Wednesday, June 22, 2016

Colombia - FARC bilateral ceasefire agreement to be announced tomorrow (July 22, 2016)

Colombia could finally agree to roadmap for a bilateral ceasefire with the rebel FARC group as early as this week, President Juan Manuel Santos said yesterday. Such an accord would be a crucial building block for a final peace deal. 

The agreement was confirmed this morning by government spokespeople, reports El Espectador.

The two sides will also announce agreement on three other key issues on Thursday --- a timetable and conditions for the guerrilla fighter demobilization concentration areas, a system for laying down of arms, and safety guarantees for unarmed fighters -- according to Silla Vacía. Details will be announced Thursday, according to the Miami Herald.

El Tiempo reports that Foreign Minister María Ángela Holguín and former minister Álvaro Leyva went to Havana this weekend to negotiate a roadmap to a definitive peace agreement.

According to the Associated Press, Santos is expected to travel to Havana, where the negotiations have taken place over the past three and a half years. U.N. Secretary-General Ban Ki-moon could also be present. The U.N. has been tasked with monitoring an eventual ceasefire.

El Espectador says Thursday's announcement will also be attended Cuban President Raúl Castro, Venezuelan President Nicolás Maduro and five other Latin American heads of state. Chilean Michele Bachelet will be there, as will Norway's foreign minister. Cuba and Norway are guarantors of the talks, while Venezuela and Chile are observers, explains the Miami Herald.

AP sources say the ceasefire between the two sides likely would not start immediately, but would begin when the final deal is reached.

Santos said he hopes for a final deal by July 20, Colombia's independence day, though the FARC leadership rejects set deadlines. It's the first time possible deadlines have been publicized since the two sides missed a March 23 deadline for a final agreement, notes El País.

Silla Vacía's piece has a great review of what has already been agreed on in the peace negotiations, and what is left. The piece notes that most of the major issues have some level of agreement, but flags the implementation aspect as lacking in substance so far.

The issue of political participation for FARC members remains in disagreement, notes El Espectador.

A warning to Colombian's whose patience for the peace negotiation is wearing thin: Santos said this week that taxes would have to be increased should a peace accord not be successful, reports Reuters.

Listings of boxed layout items
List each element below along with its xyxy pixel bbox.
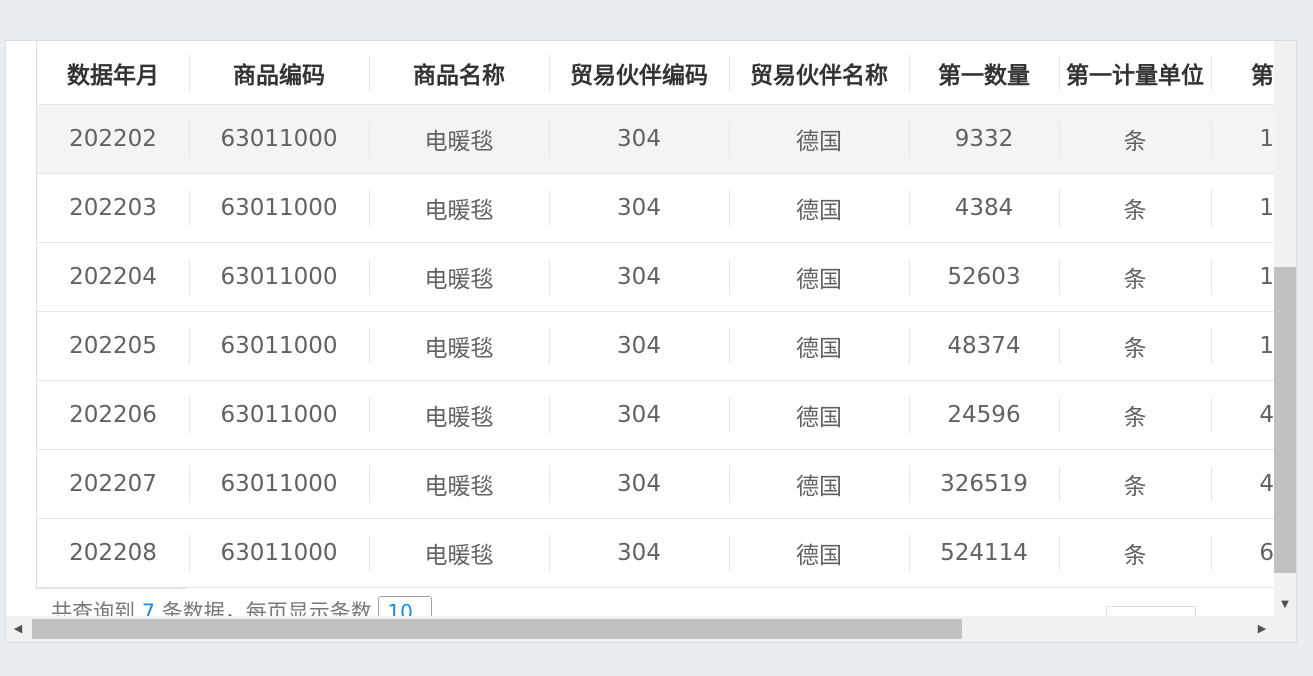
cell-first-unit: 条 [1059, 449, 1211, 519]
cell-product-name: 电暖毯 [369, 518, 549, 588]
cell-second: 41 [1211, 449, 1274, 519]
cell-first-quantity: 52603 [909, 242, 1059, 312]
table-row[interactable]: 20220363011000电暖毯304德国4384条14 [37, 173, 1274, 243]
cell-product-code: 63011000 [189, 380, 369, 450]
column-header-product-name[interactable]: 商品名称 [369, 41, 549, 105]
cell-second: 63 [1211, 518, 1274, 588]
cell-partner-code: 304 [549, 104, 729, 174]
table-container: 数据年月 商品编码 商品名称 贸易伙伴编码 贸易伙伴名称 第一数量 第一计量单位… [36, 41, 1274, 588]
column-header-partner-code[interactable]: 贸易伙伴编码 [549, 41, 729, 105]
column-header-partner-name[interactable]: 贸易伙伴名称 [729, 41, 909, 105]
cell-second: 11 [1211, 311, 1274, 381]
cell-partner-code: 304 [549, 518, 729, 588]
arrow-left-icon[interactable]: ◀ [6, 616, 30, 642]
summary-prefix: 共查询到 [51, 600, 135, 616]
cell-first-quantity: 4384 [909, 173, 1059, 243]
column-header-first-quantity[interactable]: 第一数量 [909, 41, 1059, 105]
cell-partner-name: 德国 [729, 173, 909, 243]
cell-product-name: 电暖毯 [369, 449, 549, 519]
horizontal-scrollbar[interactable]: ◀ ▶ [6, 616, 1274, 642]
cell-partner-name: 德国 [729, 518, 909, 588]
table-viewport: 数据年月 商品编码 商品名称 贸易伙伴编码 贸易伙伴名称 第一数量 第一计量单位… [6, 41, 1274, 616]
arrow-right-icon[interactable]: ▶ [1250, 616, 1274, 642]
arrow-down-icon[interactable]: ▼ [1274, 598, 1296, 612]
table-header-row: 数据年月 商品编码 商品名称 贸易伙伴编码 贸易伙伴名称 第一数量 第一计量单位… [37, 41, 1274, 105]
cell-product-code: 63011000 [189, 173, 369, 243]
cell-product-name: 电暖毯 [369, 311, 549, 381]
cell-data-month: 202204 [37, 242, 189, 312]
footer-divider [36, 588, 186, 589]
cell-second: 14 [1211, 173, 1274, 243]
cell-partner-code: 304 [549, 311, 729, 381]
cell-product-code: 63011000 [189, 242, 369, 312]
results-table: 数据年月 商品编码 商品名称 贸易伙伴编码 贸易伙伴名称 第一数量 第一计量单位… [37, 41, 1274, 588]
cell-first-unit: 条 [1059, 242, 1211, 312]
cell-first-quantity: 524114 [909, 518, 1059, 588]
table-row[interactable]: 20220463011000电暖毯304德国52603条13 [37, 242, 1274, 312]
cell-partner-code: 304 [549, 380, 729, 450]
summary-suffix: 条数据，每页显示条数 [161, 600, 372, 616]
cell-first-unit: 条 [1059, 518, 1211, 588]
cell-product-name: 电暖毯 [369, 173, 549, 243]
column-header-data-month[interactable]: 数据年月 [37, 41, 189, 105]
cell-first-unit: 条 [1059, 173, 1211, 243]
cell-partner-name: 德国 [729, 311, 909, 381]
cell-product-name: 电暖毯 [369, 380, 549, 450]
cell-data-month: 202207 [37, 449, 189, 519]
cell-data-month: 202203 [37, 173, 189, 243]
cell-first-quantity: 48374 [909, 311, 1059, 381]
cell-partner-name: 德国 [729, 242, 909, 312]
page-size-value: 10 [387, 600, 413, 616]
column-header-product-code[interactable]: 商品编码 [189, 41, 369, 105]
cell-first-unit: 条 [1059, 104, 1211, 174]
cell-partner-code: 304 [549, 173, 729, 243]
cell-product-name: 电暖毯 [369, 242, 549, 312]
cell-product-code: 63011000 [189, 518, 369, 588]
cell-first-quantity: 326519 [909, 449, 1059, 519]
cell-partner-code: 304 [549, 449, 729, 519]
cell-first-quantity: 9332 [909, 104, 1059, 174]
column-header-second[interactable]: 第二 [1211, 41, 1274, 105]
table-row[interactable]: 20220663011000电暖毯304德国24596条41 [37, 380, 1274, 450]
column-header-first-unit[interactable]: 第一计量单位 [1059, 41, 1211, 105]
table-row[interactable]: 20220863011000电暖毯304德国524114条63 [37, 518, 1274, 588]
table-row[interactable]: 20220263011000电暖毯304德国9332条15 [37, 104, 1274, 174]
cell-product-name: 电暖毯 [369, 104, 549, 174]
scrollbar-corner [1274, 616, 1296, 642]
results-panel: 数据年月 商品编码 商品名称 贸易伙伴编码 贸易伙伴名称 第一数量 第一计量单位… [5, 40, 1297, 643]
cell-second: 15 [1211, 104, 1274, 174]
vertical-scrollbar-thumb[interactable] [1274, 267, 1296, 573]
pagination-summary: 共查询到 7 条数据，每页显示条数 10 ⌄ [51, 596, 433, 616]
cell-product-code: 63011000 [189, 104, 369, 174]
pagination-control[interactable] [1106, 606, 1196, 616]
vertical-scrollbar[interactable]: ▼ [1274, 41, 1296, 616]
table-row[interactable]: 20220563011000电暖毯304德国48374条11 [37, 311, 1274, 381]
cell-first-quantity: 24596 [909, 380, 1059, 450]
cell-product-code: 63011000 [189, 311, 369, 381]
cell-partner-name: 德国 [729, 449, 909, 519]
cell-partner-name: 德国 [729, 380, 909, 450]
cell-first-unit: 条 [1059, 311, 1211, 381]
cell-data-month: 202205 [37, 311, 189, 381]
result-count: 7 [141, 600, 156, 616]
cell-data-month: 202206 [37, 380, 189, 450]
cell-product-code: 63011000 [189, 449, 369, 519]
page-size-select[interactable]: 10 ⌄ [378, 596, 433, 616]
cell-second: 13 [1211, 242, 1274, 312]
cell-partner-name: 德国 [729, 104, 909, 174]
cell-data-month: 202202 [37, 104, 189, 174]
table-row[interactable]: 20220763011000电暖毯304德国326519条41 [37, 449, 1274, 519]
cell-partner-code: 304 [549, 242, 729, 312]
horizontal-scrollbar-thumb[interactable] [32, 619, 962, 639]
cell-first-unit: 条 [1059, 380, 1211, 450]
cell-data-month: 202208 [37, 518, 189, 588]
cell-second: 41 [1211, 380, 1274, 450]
==
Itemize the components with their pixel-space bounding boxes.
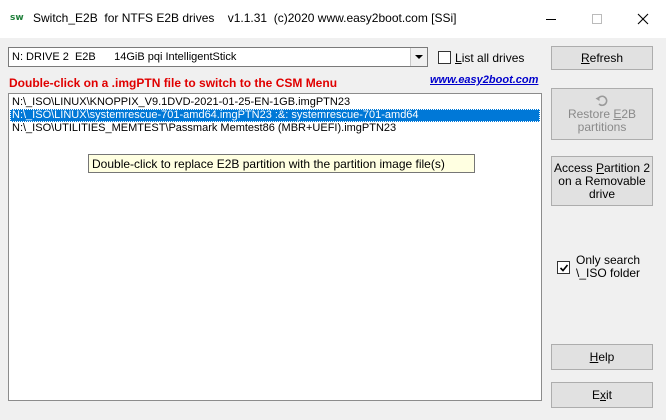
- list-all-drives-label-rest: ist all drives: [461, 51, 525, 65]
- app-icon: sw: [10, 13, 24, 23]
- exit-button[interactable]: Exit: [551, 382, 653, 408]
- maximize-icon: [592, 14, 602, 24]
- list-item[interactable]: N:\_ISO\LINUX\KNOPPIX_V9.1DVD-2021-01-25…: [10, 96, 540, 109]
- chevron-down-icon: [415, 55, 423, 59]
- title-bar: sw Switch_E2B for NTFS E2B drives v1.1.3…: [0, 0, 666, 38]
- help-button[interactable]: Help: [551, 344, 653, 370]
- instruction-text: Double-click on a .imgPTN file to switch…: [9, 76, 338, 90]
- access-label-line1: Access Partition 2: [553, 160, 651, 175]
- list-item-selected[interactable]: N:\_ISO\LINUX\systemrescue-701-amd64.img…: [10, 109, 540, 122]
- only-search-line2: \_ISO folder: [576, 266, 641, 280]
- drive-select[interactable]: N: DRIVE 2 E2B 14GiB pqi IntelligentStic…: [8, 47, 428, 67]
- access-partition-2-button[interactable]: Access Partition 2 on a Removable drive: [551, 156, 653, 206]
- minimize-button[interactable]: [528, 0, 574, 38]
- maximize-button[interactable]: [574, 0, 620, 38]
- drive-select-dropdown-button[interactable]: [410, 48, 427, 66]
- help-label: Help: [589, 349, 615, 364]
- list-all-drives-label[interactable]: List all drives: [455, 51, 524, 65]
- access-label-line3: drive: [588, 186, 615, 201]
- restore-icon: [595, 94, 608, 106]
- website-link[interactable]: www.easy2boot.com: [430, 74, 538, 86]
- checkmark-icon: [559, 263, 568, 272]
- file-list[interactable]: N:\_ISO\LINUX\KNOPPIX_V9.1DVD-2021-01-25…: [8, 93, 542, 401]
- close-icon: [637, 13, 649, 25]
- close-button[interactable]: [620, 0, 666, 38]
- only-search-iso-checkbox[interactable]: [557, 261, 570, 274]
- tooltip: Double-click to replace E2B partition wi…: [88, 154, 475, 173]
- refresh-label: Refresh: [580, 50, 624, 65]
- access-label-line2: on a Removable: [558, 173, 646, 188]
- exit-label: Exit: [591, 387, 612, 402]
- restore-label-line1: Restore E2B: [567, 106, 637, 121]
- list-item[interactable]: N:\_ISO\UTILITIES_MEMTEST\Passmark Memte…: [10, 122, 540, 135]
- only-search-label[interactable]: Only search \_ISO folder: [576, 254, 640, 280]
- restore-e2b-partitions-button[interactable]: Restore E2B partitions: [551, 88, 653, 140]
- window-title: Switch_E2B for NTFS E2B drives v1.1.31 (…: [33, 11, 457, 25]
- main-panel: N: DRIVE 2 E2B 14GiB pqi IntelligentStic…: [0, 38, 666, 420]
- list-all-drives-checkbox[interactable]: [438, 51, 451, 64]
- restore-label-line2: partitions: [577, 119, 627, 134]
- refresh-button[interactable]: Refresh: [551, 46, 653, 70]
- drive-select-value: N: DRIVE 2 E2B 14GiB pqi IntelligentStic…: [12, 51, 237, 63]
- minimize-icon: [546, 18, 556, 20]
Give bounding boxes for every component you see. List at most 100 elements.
==
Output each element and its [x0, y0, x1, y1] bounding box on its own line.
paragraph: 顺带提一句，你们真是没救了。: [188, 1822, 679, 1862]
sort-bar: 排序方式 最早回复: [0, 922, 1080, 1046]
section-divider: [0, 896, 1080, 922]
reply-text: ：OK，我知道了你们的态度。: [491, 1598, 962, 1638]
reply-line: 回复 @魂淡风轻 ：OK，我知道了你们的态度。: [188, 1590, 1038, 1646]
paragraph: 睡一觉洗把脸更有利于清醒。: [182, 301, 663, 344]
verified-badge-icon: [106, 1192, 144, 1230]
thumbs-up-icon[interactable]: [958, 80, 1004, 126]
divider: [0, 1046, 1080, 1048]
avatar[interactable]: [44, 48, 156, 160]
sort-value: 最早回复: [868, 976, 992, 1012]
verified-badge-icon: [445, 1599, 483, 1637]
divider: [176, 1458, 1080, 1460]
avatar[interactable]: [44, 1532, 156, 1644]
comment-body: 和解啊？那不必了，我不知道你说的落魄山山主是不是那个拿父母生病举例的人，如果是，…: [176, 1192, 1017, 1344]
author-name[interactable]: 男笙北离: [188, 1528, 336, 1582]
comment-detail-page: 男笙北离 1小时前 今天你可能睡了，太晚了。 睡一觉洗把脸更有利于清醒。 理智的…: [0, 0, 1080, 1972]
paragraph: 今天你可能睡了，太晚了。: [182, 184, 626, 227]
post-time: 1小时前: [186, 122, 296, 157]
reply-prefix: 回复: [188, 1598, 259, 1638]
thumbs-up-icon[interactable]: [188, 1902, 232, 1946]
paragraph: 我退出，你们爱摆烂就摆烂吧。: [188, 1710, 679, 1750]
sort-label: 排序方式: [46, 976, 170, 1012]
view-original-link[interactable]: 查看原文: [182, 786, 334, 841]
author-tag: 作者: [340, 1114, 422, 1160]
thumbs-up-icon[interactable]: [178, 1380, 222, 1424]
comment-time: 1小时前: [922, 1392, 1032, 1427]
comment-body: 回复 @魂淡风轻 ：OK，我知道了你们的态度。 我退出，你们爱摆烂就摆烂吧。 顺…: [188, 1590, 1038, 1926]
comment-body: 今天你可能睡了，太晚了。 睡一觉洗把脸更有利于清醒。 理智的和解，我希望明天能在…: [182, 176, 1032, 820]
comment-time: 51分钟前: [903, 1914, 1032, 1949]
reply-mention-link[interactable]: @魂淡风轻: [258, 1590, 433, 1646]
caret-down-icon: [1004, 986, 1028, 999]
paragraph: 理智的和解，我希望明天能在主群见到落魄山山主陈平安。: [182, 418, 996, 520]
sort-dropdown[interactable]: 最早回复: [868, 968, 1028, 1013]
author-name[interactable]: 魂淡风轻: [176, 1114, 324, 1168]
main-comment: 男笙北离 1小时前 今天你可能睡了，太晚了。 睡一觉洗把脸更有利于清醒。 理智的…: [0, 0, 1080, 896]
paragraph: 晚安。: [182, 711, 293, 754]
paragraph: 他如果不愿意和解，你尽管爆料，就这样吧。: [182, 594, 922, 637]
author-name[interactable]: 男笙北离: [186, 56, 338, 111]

#### Task prompt
In the post on the Colombia-FARC ceasefire agreement, which two countries are named as guarantors of the talks?

#### Output below
Cuba and Norway.